§ STATED TASK
Below are some records. Pull every line that contains the word "name".

(Figure collection entries)

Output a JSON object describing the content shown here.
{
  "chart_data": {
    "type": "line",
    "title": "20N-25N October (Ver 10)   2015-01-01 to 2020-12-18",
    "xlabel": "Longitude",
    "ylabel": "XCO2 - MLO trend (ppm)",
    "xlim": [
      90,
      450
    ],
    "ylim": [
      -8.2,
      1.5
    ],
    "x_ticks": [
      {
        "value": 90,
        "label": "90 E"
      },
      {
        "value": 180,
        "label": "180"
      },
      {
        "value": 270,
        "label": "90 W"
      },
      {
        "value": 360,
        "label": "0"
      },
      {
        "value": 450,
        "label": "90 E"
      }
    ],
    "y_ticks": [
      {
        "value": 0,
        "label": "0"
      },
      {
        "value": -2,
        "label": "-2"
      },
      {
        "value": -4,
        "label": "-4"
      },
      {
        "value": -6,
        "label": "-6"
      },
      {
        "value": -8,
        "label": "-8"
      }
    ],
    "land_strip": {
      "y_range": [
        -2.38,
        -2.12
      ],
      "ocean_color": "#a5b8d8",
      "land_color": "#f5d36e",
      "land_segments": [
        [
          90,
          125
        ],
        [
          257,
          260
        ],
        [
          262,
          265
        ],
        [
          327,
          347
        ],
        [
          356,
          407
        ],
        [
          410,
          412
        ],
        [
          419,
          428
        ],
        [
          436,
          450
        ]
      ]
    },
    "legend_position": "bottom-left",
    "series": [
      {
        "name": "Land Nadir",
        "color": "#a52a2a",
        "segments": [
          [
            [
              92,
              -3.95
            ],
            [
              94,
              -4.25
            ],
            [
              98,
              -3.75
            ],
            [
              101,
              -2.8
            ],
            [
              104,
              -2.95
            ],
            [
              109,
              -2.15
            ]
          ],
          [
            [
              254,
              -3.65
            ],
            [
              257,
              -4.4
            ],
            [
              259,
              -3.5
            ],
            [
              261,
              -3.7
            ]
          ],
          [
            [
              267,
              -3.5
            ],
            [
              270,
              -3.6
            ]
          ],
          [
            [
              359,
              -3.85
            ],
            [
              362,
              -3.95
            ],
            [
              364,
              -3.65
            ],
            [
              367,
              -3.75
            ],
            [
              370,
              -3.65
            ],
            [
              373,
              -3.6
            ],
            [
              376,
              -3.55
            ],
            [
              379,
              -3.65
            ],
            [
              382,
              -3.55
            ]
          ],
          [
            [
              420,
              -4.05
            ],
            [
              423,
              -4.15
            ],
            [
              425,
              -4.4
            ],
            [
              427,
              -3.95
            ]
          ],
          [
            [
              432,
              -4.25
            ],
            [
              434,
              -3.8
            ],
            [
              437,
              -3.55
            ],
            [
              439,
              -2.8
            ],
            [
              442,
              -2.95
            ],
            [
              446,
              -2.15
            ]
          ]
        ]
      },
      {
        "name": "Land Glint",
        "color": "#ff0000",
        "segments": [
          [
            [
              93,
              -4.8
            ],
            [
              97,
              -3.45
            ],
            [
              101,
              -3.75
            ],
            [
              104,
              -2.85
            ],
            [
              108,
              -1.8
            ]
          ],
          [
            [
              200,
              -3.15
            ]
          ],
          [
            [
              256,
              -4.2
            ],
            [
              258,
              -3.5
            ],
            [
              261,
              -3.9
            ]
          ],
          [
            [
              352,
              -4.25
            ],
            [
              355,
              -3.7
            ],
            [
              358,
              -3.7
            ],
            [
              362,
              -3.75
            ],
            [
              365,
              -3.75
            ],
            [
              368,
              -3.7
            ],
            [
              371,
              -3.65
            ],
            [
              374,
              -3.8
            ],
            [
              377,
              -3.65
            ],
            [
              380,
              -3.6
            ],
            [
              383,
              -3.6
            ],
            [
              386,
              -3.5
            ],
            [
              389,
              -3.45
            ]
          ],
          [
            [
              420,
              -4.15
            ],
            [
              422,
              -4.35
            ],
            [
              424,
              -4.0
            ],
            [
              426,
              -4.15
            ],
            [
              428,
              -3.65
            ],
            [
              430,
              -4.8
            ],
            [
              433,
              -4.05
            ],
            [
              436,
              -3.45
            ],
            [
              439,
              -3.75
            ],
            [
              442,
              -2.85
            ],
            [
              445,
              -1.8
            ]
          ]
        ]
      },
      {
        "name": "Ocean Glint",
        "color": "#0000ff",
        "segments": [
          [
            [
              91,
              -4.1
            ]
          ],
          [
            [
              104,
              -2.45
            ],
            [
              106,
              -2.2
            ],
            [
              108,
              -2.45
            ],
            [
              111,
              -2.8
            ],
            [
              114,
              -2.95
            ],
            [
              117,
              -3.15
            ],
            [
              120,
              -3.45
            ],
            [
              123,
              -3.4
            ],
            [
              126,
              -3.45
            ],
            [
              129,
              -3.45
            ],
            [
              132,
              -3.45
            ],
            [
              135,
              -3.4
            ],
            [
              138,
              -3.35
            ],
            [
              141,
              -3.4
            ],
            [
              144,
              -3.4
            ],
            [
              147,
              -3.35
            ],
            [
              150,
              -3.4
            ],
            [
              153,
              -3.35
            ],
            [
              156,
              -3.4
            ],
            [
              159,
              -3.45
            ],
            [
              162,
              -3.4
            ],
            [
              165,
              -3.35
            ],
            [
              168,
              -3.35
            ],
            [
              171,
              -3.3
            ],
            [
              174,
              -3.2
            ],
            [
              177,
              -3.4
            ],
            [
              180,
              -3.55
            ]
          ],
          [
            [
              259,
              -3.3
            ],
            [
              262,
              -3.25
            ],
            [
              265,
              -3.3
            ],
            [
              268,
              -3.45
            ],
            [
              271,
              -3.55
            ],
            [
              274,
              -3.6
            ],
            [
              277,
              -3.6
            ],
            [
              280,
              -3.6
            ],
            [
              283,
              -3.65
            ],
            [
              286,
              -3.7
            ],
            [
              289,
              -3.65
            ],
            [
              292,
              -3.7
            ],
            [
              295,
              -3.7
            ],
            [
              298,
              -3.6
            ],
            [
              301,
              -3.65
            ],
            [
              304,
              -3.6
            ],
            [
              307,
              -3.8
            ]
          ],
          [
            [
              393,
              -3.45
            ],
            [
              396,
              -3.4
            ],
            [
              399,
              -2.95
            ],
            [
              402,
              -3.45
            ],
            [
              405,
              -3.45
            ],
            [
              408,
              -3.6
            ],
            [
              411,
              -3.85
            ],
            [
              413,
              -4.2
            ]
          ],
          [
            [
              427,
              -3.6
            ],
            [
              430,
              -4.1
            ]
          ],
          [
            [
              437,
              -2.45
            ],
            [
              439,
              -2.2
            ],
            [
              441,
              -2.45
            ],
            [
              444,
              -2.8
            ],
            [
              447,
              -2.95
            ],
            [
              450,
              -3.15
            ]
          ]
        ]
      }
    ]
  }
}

§ FULL RESPONSE
        "name": "Land Nadir",
        "name": "Land Glint",
        "name": "Ocean Glint",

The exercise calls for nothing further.